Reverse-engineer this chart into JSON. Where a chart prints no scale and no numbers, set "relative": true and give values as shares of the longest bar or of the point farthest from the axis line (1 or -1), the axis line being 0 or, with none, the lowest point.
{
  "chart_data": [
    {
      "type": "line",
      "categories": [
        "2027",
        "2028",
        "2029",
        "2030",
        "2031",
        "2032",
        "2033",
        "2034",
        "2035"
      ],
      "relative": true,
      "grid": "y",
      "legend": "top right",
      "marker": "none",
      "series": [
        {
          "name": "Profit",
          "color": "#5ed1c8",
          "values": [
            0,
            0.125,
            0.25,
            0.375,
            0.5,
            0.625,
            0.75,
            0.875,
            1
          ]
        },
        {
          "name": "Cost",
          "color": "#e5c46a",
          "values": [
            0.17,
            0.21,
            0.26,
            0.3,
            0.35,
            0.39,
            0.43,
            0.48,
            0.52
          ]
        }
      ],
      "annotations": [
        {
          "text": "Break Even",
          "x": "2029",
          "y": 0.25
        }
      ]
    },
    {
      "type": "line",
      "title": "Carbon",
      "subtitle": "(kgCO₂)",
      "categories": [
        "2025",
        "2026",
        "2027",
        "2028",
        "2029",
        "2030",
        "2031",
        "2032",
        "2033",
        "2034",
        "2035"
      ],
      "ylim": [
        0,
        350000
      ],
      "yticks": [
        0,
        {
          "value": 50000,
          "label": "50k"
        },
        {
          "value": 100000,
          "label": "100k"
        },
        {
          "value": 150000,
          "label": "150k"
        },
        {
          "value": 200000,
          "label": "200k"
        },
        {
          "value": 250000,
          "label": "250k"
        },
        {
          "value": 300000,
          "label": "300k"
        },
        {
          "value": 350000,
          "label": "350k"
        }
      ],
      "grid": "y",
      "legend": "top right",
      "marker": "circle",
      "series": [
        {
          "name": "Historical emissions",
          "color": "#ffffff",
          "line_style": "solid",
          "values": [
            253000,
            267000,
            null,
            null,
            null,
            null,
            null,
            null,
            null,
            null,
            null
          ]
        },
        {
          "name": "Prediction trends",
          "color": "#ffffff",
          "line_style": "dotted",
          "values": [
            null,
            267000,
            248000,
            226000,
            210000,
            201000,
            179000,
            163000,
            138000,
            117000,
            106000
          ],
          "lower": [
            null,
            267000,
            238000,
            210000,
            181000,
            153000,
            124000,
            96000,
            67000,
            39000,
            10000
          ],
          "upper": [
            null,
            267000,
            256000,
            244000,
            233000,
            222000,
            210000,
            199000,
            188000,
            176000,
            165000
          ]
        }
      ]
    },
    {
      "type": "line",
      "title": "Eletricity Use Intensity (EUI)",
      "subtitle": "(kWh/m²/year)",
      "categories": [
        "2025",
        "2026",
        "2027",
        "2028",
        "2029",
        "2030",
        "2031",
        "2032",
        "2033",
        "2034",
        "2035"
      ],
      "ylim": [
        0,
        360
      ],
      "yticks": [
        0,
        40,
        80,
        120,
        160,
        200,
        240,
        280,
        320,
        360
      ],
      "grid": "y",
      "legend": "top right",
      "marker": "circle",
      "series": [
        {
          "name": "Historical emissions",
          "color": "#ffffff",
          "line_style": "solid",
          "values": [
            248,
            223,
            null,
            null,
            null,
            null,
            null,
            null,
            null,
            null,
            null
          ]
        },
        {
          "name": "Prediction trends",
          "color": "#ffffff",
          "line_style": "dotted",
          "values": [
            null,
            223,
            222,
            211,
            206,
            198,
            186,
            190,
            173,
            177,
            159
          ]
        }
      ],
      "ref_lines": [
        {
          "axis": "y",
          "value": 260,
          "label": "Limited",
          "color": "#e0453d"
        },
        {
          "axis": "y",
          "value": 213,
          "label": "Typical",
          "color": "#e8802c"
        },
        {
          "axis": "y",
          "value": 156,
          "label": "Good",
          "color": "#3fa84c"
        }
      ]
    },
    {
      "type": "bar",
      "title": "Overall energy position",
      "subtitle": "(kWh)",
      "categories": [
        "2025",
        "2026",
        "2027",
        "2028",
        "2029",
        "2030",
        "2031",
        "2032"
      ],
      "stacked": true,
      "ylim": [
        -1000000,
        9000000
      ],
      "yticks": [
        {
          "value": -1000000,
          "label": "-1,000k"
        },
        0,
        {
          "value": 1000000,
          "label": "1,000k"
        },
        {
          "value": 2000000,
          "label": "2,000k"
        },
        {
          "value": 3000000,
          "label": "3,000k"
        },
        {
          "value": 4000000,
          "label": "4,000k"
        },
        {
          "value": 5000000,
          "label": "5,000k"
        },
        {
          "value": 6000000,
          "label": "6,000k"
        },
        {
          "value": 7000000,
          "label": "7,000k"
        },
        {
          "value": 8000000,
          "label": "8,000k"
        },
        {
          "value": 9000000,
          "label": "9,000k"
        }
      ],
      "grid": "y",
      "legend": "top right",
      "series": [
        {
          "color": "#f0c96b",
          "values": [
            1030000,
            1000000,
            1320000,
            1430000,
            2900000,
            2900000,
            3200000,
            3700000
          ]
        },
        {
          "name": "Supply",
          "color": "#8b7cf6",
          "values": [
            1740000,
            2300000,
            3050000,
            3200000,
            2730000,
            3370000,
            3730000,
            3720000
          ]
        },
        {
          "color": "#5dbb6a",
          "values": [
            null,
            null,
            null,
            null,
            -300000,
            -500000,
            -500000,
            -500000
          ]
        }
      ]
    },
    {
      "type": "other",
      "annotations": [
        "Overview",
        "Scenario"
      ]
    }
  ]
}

** Work to complete **
Identify the lines that contain the string "none", and copy every one of them.

** Answer for the task **
Reverse-engineer this chart into JSON. Where a chart prints no scale and no numbers, set "relative": true and give values as shares of the longest bar or of the point farthest from the axis line (1 or -1), the axis line being 0 or, with none, the lowest point.
      "marker": "none",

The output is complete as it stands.